▶ **Records contained in a dataset**:
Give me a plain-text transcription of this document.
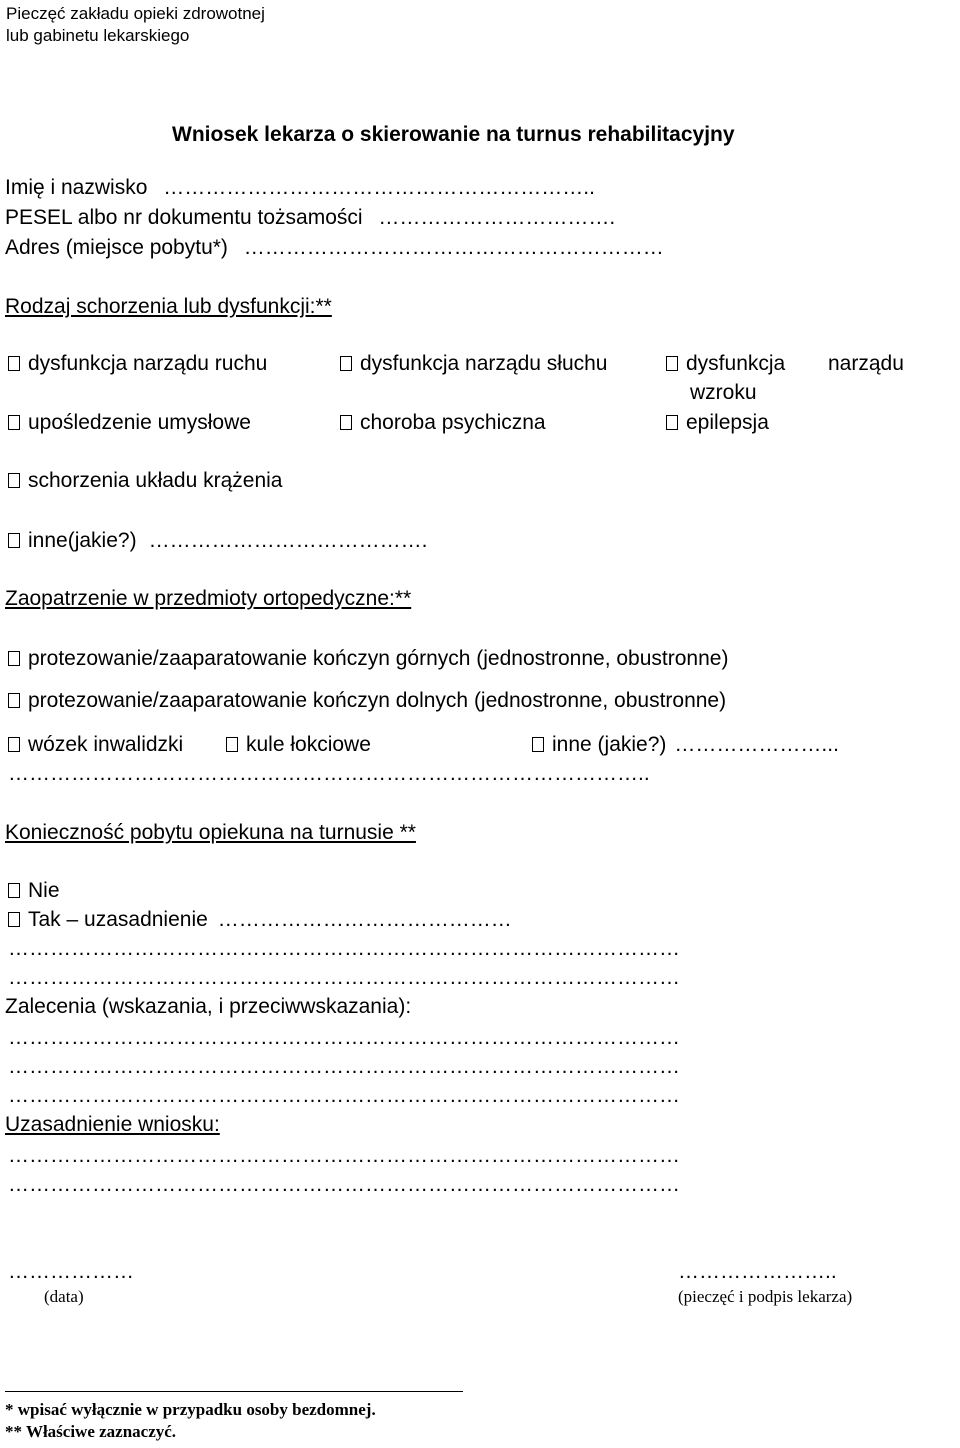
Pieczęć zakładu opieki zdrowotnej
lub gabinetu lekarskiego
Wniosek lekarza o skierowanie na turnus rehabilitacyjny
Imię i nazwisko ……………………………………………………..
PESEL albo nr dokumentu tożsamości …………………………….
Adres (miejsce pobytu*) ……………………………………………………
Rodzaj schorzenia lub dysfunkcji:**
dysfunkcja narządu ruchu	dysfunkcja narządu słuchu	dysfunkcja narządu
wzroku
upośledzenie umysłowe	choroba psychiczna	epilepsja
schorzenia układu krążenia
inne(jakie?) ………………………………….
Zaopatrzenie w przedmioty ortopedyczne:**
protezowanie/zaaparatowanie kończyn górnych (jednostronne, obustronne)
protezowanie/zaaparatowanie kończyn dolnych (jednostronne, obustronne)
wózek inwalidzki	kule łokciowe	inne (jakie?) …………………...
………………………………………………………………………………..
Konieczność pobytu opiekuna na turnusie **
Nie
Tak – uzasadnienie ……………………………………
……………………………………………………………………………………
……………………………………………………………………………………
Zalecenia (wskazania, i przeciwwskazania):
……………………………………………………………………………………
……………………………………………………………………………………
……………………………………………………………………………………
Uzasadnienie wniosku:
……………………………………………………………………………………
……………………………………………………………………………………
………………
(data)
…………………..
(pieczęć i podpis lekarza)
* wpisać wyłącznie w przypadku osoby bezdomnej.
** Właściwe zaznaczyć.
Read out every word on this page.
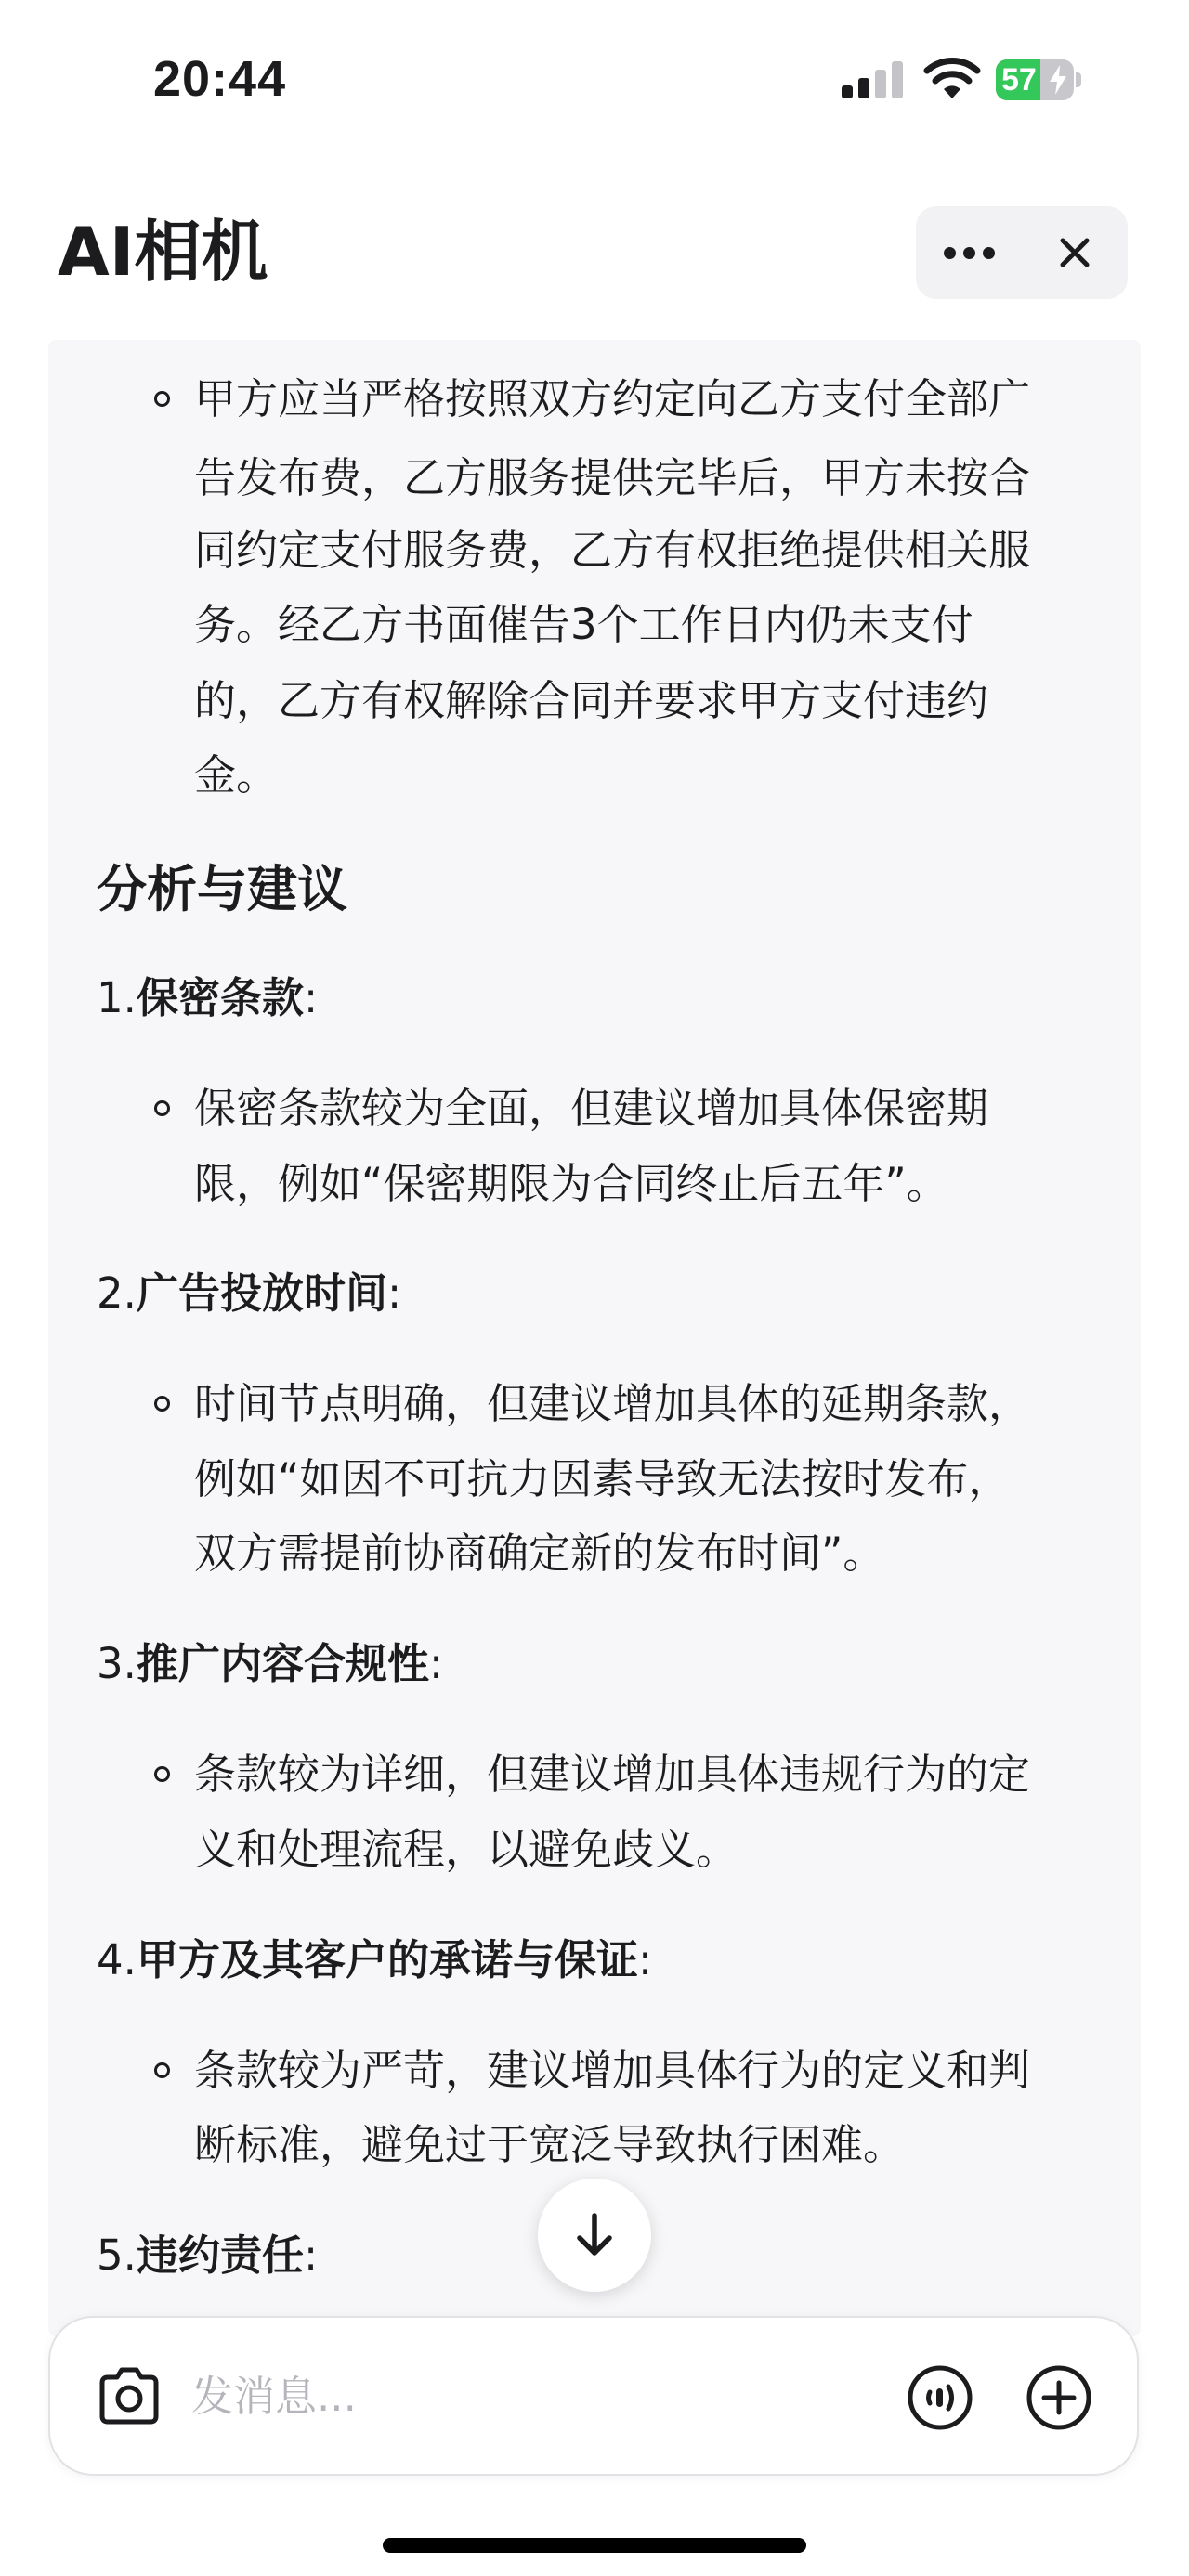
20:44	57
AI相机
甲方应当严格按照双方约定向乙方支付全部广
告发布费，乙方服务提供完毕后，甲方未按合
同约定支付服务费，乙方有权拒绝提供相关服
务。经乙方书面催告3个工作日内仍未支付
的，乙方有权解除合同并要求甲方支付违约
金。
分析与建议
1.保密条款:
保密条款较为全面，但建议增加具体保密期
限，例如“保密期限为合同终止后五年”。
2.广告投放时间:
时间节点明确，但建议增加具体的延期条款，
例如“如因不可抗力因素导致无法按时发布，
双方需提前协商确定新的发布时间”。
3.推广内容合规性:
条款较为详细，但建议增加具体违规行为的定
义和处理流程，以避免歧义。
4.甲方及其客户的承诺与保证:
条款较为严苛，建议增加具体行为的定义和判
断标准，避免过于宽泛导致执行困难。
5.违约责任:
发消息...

▶ **AIM**: In the material above, tally every line with the string "kończyn" in it, then give that number alone.

▶ **RESPONSE FOR THIS EXERCISE**: 2